§ Requirements
In the listing that follows, count each line containing the string "diện" and report only the count.

§ Source data
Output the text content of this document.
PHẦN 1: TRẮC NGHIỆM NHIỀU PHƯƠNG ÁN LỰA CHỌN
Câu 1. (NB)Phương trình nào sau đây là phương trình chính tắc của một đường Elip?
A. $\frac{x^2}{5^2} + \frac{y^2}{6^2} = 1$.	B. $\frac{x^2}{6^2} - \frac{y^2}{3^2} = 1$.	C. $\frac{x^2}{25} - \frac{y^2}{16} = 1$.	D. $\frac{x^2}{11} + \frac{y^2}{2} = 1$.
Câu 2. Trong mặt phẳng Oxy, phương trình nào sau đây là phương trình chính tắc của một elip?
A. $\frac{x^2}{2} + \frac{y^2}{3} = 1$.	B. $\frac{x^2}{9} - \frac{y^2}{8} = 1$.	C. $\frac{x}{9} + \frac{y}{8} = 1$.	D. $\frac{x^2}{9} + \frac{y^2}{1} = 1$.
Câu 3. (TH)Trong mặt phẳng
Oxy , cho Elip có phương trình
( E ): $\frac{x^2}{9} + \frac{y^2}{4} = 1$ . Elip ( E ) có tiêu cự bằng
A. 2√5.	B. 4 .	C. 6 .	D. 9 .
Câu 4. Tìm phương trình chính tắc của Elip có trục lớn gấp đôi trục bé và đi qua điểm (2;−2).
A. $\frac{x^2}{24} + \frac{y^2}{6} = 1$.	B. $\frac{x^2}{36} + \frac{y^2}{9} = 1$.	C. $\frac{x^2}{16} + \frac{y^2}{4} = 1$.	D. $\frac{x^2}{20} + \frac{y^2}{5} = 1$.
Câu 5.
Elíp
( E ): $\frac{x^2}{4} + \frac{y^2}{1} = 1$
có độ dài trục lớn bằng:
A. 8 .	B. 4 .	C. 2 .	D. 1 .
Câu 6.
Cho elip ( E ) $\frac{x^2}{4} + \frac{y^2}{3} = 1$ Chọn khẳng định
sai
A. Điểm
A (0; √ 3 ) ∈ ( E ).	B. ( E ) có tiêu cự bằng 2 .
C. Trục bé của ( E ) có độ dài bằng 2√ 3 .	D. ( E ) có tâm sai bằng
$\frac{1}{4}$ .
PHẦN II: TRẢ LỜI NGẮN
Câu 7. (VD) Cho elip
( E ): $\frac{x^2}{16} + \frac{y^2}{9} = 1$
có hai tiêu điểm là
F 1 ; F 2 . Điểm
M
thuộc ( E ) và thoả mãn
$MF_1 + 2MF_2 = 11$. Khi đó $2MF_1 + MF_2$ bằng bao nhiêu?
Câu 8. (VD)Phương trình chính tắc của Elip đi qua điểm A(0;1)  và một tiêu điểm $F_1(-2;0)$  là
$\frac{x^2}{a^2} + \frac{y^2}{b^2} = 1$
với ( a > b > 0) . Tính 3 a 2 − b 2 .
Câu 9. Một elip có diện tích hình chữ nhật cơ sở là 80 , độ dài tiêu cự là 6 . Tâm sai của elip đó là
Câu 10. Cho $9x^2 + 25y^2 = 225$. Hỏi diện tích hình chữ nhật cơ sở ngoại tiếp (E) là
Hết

§ Reply
2